(Prompt): Go through the entries and count the lines with the string "duration" in them. Give only that number.

(Provided material):
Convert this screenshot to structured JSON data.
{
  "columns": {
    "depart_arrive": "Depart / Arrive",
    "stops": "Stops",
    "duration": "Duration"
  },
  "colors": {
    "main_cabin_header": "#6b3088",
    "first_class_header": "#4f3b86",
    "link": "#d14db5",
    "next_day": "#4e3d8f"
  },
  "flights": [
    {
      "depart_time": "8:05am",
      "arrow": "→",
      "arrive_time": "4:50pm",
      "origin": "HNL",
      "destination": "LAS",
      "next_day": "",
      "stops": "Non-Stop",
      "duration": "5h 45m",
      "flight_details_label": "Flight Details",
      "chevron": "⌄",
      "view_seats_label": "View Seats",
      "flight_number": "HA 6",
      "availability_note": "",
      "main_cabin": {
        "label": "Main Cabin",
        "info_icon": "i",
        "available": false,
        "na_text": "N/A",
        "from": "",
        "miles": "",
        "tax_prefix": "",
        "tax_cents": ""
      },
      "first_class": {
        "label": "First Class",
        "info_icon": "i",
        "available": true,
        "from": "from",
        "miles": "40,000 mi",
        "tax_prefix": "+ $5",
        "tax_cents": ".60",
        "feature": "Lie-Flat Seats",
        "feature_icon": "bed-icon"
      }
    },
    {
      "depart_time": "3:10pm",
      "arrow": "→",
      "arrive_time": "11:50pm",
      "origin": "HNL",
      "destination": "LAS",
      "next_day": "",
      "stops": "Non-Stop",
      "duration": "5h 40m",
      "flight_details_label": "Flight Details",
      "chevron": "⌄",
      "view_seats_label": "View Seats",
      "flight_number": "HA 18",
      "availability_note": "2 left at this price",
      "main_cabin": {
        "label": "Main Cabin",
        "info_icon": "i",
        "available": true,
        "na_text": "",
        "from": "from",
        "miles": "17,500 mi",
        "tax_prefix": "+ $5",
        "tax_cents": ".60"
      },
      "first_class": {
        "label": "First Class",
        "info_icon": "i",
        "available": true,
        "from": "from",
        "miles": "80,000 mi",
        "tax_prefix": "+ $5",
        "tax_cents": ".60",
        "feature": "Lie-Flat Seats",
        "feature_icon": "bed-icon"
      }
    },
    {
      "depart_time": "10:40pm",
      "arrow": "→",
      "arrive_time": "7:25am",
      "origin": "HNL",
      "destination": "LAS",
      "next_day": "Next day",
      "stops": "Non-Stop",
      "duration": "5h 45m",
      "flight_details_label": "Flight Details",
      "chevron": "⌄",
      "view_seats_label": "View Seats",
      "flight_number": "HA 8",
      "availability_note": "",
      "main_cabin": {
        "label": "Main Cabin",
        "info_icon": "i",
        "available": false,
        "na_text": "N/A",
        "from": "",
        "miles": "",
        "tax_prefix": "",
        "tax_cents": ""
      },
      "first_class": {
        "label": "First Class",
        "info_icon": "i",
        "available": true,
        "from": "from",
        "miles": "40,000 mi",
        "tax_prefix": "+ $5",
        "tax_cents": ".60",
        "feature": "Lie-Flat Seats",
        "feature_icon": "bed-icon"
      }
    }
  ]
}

(In response): 4